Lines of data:

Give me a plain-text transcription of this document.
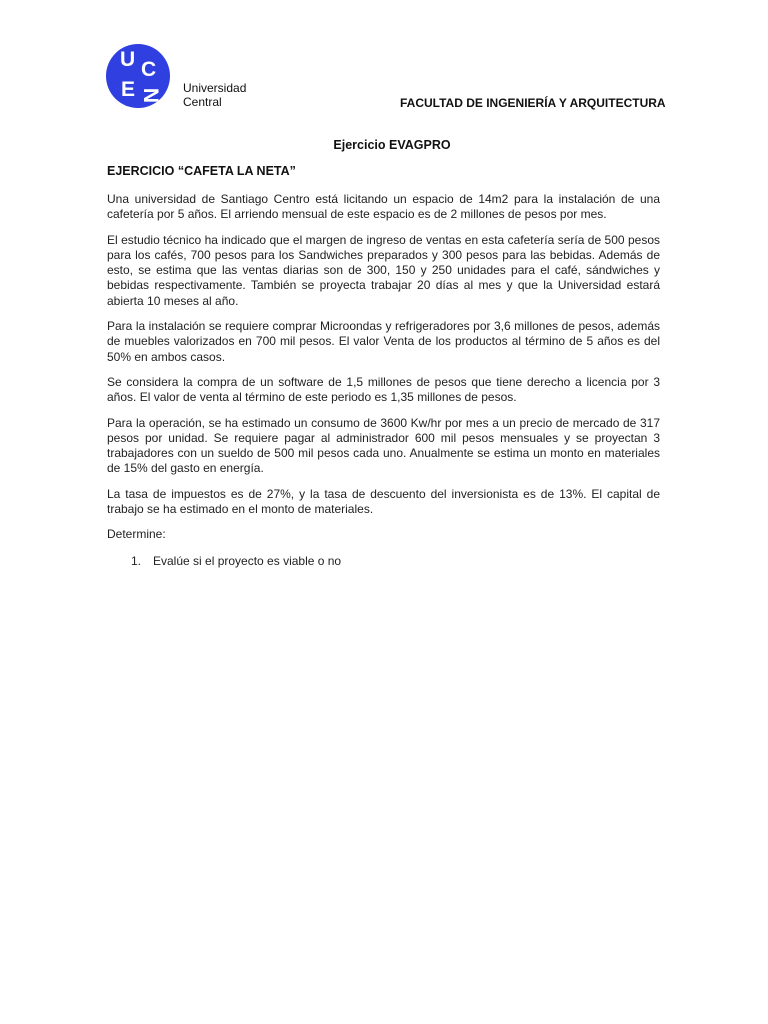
U C
E N Universidad
Central	FACULTAD DE INGENIERÍA Y ARQUITECTURA
Ejercicio EVAGPRO
EJERCICIO “CAFETA LA NETA”

Una universidad de Santiago Centro está licitando un espacio de 14m2 para la instalación de una cafetería por 5 años. El arriendo mensual de este espacio es de 2 millones de pesos por mes.

El estudio técnico ha indicado que el margen de ingreso de ventas en esta cafetería sería de 500 pesos para los cafés, 700 pesos para los Sandwiches preparados y 300 pesos para las bebidas. Además de esto, se estima que las ventas diarias son de 300, 150 y 250 unidades para el café, sándwiches y bebidas respectivamente. También se proyecta trabajar 20 días al mes y que la Universidad estará abierta 10 meses al año.

Para la instalación se requiere comprar Microondas y refrigeradores por 3,6 millones de pesos, además de muebles valorizados en 700 mil pesos. El valor Venta de los productos al término de 5 años es del 50% en ambos casos.

Se considera la compra de un software de 1,5 millones de pesos que tiene derecho a licencia por 3 años. El valor de venta al término de este periodo es 1,35 millones de pesos.

Para la operación, se ha estimado un consumo de 3600 Kw/hr por mes a un precio de mercado de 317 pesos por unidad. Se requiere pagar al administrador 600 mil pesos mensuales y se proyectan 3 trabajadores con un sueldo de 500 mil pesos cada uno. Anualmente se estima un monto en materiales de 15% del gasto en energía.

La tasa de impuestos es de 27%, y la tasa de descuento del inversionista es de 13%. El capital de trabajo se ha estimado en el monto de materiales.

Determine:

1. Evalúe si el proyecto es viable o no
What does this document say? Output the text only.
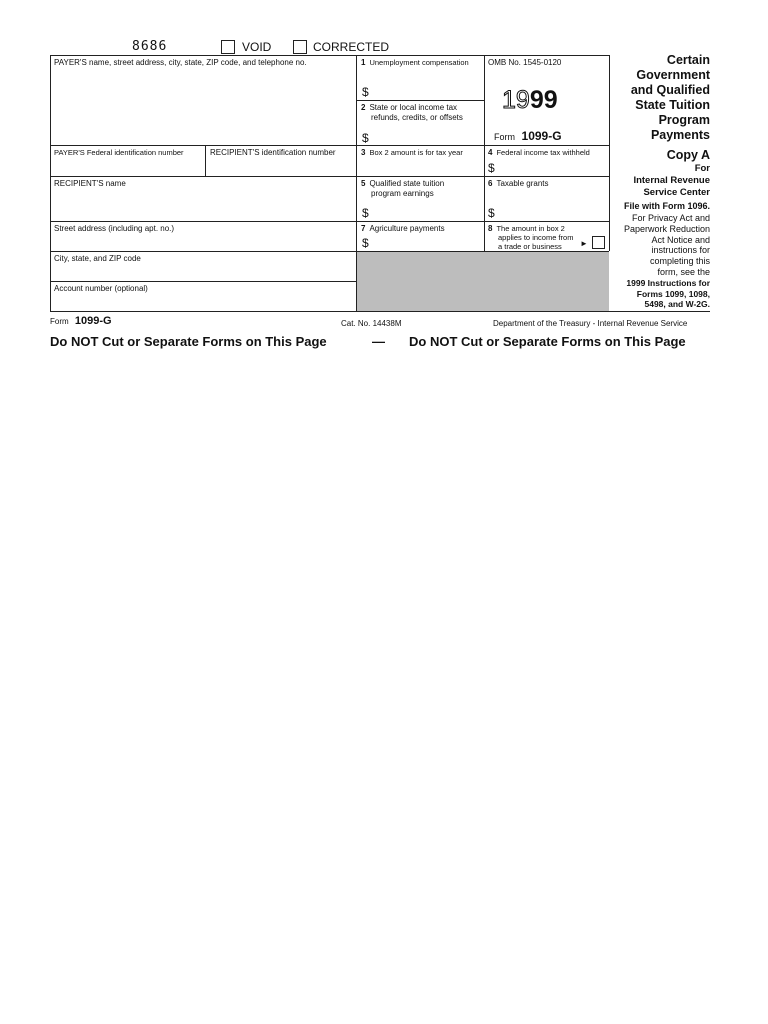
8686	VOID	CORRECTED
PAYER'S name, street address, city, state, ZIP code, and telephone no.	1 Unemployment compensation
$
2 State or local income tax
refunds, credits, or offsets
$
OMB No. 1545-0120
1999
Form 1099-G
PAYER'S Federal identification number	RECIPIENT'S identification number	3 Box 2 amount is for tax year	4 Federal income tax withheld
$
RECIPIENT'S name	5 Qualified state tuition
program earnings
$
6 Taxable grants
$
Street address (including apt. no.)	7 Agriculture payments
$
8 The amount in box 2
applies to income from
a trade or business	►
City, state, and ZIP code
Account number (optional)
Certain
Government
and Qualified
State Tuition
Program
Payments
Copy A
For
Internal Revenue
Service Center
File with Form 1096.
For Privacy Act and
Paperwork Reduction
Act Notice and
instructions for
completing this
form, see the
1999 Instructions for
Forms 1099, 1098,
5498, and W-2G.
Form 1099-G	Cat. No. 14438M	Department of the Treasury - Internal Revenue Service
Do NOT Cut or Separate Forms on This Page	— Do NOT Cut or Separate Forms on This Page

→ Task prompt
Copy exactly, please, the lines that run from the line holding "What does this" through the closing line of the material above, omitting every picture.

→ Response to this exercise
What does this document say? Output the text only.
8686	VOID	CORRECTED
PAYER'S name, street address, city, state, ZIP code, and telephone no.	1 Unemployment compensation
$
2 State or local income tax
refunds, credits, or offsets
$
OMB No. 1545-0120
1999
Form 1099-G
PAYER'S Federal identification number	RECIPIENT'S identification number	3 Box 2 amount is for tax year	4 Federal income tax withheld
$
RECIPIENT'S name	5 Qualified state tuition
program earnings
$
6 Taxable grants
$
Street address (including apt. no.)	7 Agriculture payments
$
8 The amount in box 2
applies to income from
a trade or business	►
City, state, and ZIP code
Account number (optional)
Certain
Government
and Qualified
State Tuition
Program
Payments
Copy A
For
Internal Revenue
Service Center
File with Form 1096.
For Privacy Act and
Paperwork Reduction
Act Notice and
instructions for
completing this
form, see the
1999 Instructions for
Forms 1099, 1098,
5498, and W-2G.
Form 1099-G	Cat. No. 14438M	Department of the Treasury - Internal Revenue Service
Do NOT Cut or Separate Forms on This Page	— Do NOT Cut or Separate Forms on This Page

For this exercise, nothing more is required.